WHAT YOU HAVE TO DO: Give the material again in full, matching it exactly.
===== EXERCISE INPUT
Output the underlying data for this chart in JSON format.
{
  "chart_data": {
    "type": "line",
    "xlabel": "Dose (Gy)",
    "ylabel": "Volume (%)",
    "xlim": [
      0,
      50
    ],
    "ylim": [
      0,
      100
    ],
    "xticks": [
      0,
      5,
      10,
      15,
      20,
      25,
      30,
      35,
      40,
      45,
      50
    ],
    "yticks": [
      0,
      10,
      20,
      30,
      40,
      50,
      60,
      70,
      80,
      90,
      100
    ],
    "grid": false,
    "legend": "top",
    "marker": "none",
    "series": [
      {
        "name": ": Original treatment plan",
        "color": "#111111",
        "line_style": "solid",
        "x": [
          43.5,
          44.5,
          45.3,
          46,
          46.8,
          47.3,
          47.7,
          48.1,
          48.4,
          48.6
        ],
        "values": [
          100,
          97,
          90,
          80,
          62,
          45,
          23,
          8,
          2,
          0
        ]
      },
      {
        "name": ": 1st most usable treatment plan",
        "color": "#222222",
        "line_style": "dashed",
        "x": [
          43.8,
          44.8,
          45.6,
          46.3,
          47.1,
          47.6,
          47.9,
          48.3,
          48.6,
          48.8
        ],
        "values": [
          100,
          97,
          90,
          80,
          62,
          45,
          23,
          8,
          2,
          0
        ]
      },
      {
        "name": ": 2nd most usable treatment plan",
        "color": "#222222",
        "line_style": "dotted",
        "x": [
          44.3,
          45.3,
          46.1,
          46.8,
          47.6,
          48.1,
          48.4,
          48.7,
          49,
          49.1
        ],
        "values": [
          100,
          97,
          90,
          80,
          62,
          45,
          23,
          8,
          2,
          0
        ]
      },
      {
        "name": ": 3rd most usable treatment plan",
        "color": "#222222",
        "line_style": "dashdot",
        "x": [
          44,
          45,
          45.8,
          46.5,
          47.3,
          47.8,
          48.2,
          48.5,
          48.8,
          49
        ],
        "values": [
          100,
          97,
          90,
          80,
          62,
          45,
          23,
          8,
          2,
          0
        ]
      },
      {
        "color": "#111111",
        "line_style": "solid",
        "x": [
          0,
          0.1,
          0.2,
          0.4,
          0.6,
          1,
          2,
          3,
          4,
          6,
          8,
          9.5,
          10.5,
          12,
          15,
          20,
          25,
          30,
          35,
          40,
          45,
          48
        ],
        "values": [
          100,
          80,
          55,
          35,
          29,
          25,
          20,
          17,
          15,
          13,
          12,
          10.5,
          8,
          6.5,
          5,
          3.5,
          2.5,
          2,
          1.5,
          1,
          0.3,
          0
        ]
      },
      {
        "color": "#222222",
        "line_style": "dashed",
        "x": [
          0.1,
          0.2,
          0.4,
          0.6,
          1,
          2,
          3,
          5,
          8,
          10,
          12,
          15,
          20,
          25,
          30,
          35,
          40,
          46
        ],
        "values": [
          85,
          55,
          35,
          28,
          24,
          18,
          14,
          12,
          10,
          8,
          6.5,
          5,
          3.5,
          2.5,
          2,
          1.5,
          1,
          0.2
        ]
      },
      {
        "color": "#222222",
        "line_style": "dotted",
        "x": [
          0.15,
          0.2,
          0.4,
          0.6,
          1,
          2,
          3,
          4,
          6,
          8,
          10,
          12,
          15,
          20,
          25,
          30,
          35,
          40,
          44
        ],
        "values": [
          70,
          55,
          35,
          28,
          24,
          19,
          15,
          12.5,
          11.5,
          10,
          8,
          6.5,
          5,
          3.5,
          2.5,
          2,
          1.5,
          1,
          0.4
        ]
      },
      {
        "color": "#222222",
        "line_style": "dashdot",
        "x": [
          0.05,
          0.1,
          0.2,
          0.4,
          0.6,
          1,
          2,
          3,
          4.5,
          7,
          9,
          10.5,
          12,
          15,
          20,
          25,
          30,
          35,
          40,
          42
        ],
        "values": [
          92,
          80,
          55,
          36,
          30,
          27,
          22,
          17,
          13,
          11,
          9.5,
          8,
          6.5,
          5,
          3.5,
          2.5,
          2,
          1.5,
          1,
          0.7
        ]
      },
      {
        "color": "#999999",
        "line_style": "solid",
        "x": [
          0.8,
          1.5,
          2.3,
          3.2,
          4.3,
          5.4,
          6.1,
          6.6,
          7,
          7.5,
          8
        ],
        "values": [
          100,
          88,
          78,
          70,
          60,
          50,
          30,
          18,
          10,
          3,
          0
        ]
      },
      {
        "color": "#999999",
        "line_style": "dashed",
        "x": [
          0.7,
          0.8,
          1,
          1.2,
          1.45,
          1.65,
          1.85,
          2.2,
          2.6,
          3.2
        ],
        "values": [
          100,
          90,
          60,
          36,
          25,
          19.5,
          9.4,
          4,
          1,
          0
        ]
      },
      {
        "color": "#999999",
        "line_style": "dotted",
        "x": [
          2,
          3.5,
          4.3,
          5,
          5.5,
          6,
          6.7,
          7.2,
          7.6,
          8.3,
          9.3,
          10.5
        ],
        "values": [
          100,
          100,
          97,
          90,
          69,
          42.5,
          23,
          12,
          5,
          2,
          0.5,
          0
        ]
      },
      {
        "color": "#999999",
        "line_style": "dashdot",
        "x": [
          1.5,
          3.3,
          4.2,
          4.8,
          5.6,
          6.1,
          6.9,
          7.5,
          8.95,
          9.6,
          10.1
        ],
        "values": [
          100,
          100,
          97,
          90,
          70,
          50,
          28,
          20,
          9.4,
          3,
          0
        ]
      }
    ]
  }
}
==========
TASK OUTPUT:
Output the underlying data for this chart in JSON format.
{
  "chart_data": {
    "type": "line",
    "xlabel": "Dose (Gy)",
    "ylabel": "Volume (%)",
    "xlim": [
      0,
      50
    ],
    "ylim": [
      0,
      100
    ],
    "xticks": [
      0,
      5,
      10,
      15,
      20,
      25,
      30,
      35,
      40,
      45,
      50
    ],
    "yticks": [
      0,
      10,
      20,
      30,
      40,
      50,
      60,
      70,
      80,
      90,
      100
    ],
    "grid": false,
    "legend": "top",
    "marker": "none",
    "series": [
      {
        "name": ": Original treatment plan",
        "color": "#111111",
        "line_style": "solid",
        "x": [
          43.5,
          44.5,
          45.3,
          46,
          46.8,
          47.3,
          47.7,
          48.1,
          48.4,
          48.6
        ],
        "values": [
          100,
          97,
          90,
          80,
          62,
          45,
          23,
          8,
          2,
          0
        ]
      },
      {
        "name": ": 1st most usable treatment plan",
        "color": "#222222",
        "line_style": "dashed",
        "x": [
          43.8,
          44.8,
          45.6,
          46.3,
          47.1,
          47.6,
          47.9,
          48.3,
          48.6,
          48.8
        ],
        "values": [
          100,
          97,
          90,
          80,
          62,
          45,
          23,
          8,
          2,
          0
        ]
      },
      {
        "name": ": 2nd most usable treatment plan",
        "color": "#222222",
        "line_style": "dotted",
        "x": [
          44.3,
          45.3,
          46.1,
          46.8,
          47.6,
          48.1,
          48.4,
          48.7,
          49,
          49.1
        ],
        "values": [
          100,
          97,
          90,
          80,
          62,
          45,
          23,
          8,
          2,
          0
        ]
      },
      {
        "name": ": 3rd most usable treatment plan",
        "color": "#222222",
        "line_style": "dashdot",
        "x": [
          44,
          45,
          45.8,
          46.5,
          47.3,
          47.8,
          48.2,
          48.5,
          48.8,
          49
        ],
        "values": [
          100,
          97,
          90,
          80,
          62,
          45,
          23,
          8,
          2,
          0
        ]
      },
      {
        "color": "#111111",
        "line_style": "solid",
        "x": [
          0,
          0.1,
          0.2,
          0.4,
          0.6,
          1,
          2,
          3,
          4,
          6,
          8,
          9.5,
          10.5,
          12,
          15,
          20,
          25,
          30,
          35,
          40,
          45,
          48
        ],
        "values": [
          100,
          80,
          55,
          35,
          29,
          25,
          20,
          17,
          15,
          13,
          12,
          10.5,
          8,
          6.5,
          5,
          3.5,
          2.5,
          2,
          1.5,
          1,
          0.3,
          0
        ]
      },
      {
        "color": "#222222",
        "line_style": "dashed",
        "x": [
          0.1,
          0.2,
          0.4,
          0.6,
          1,
          2,
          3,
          5,
          8,
          10,
          12,
          15,
          20,
          25,
          30,
          35,
          40,
          46
        ],
        "values": [
          85,
          55,
          35,
          28,
          24,
          18,
          14,
          12,
          10,
          8,
          6.5,
          5,
          3.5,
          2.5,
          2,
          1.5,
          1,
          0.2
        ]
      },
      {
        "color": "#222222",
        "line_style": "dotted",
        "x": [
          0.15,
          0.2,
          0.4,
          0.6,
          1,
          2,
          3,
          4,
          6,
          8,
          10,
          12,
          15,
          20,
          25,
          30,
          35,
          40,
          44
        ],
        "values": [
          70,
          55,
          35,
          28,
          24,
          19,
          15,
          12.5,
          11.5,
          10,
          8,
          6.5,
          5,
          3.5,
          2.5,
          2,
          1.5,
          1,
          0.4
        ]
      },
      {
        "color": "#222222",
        "line_style": "dashdot",
        "x": [
          0.05,
          0.1,
          0.2,
          0.4,
          0.6,
          1,
          2,
          3,
          4.5,
          7,
          9,
          10.5,
          12,
          15,
          20,
          25,
          30,
          35,
          40,
          42
        ],
        "values": [
          92,
          80,
          55,
          36,
          30,
          27,
          22,
          17,
          13,
          11,
          9.5,
          8,
          6.5,
          5,
          3.5,
          2.5,
          2,
          1.5,
          1,
          0.7
        ]
      },
      {
        "color": "#999999",
        "line_style": "solid",
        "x": [
          0.8,
          1.5,
          2.3,
          3.2,
          4.3,
          5.4,
          6.1,
          6.6,
          7,
          7.5,
          8
        ],
        "values": [
          100,
          88,
          78,
          70,
          60,
          50,
          30,
          18,
          10,
          3,
          0
        ]
      },
      {
        "color": "#999999",
        "line_style": "dashed",
        "x": [
          0.7,
          0.8,
          1,
          1.2,
          1.45,
          1.65,
          1.85,
          2.2,
          2.6,
          3.2
        ],
        "values": [
          100,
          90,
          60,
          36,
          25,
          19.5,
          9.4,
          4,
          1,
          0
        ]
      },
      {
        "color": "#999999",
        "line_style": "dotted",
        "x": [
          2,
          3.5,
          4.3,
          5,
          5.5,
          6,
          6.7,
          7.2,
          7.6,
          8.3,
          9.3,
          10.5
        ],
        "values": [
          100,
          100,
          97,
          90,
          69,
          42.5,
          23,
          12,
          5,
          2,
          0.5,
          0
        ]
      },
      {
        "color": "#999999",
        "line_style": "dashdot",
        "x": [
          1.5,
          3.3,
          4.2,
          4.8,
          5.6,
          6.1,
          6.9,
          7.5,
          8.95,
          9.6,
          10.1
        ],
        "values": [
          100,
          100,
          97,
          90,
          70,
          50,
          28,
          20,
          9.4,
          3,
          0
        ]
      }
    ]
  }
}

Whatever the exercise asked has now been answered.